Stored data

+++

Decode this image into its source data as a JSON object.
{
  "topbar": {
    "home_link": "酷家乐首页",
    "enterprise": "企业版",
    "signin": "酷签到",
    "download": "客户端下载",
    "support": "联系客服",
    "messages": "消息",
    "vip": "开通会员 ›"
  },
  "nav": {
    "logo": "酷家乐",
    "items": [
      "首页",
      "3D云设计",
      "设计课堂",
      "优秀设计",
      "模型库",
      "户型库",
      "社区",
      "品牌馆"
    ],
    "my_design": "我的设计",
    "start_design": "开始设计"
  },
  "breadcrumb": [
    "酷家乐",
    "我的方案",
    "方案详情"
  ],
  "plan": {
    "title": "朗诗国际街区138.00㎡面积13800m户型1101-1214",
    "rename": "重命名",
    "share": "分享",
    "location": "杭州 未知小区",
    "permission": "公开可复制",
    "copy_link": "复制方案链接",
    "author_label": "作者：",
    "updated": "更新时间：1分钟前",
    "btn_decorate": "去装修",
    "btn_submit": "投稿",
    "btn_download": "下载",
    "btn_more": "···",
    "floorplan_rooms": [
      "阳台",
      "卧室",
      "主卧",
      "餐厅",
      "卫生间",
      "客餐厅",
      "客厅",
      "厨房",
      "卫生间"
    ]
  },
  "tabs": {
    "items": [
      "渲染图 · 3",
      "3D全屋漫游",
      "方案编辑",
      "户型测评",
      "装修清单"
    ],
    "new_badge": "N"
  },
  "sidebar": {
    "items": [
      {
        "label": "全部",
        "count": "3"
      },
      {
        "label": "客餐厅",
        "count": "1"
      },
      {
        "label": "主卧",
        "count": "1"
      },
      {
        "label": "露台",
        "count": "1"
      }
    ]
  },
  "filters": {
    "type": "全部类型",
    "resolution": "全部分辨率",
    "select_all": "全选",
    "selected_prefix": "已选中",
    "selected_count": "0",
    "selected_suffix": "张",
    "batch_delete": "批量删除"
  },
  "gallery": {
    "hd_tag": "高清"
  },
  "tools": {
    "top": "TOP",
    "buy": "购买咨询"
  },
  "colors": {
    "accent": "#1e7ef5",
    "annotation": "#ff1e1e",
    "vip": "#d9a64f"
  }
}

+++

What is being asked: Write out all the entries exactly.

Response to this task:
Decode this image into its source data as a JSON object.
{
  "topbar": {
    "home_link": "酷家乐首页",
    "enterprise": "企业版",
    "signin": "酷签到",
    "download": "客户端下载",
    "support": "联系客服",
    "messages": "消息",
    "vip": "开通会员 ›"
  },
  "nav": {
    "logo": "酷家乐",
    "items": [
      "首页",
      "3D云设计",
      "设计课堂",
      "优秀设计",
      "模型库",
      "户型库",
      "社区",
      "品牌馆"
    ],
    "my_design": "我的设计",
    "start_design": "开始设计"
  },
  "breadcrumb": [
    "酷家乐",
    "我的方案",
    "方案详情"
  ],
  "plan": {
    "title": "朗诗国际街区138.00㎡面积13800m户型1101-1214",
    "rename": "重命名",
    "share": "分享",
    "location": "杭州 未知小区",
    "permission": "公开可复制",
    "copy_link": "复制方案链接",
    "author_label": "作者：",
    "updated": "更新时间：1分钟前",
    "btn_decorate": "去装修",
    "btn_submit": "投稿",
    "btn_download": "下载",
    "btn_more": "···",
    "floorplan_rooms": [
      "阳台",
      "卧室",
      "主卧",
      "餐厅",
      "卫生间",
      "客餐厅",
      "客厅",
      "厨房",
      "卫生间"
    ]
  },
  "tabs": {
    "items": [
      "渲染图 · 3",
      "3D全屋漫游",
      "方案编辑",
      "户型测评",
      "装修清单"
    ],
    "new_badge": "N"
  },
  "sidebar": {
    "items": [
      {
        "label": "全部",
        "count": "3"
      },
      {
        "label": "客餐厅",
        "count": "1"
      },
      {
        "label": "主卧",
        "count": "1"
      },
      {
        "label": "露台",
        "count": "1"
      }
    ]
  },
  "filters": {
    "type": "全部类型",
    "resolution": "全部分辨率",
    "select_all": "全选",
    "selected_prefix": "已选中",
    "selected_count": "0",
    "selected_suffix": "张",
    "batch_delete": "批量删除"
  },
  "gallery": {
    "hd_tag": "高清"
  },
  "tools": {
    "top": "TOP",
    "buy": "购买咨询"
  },
  "colors": {
    "accent": "#1e7ef5",
    "annotation": "#ff1e1e",
    "vip": "#d9a64f"
  }
}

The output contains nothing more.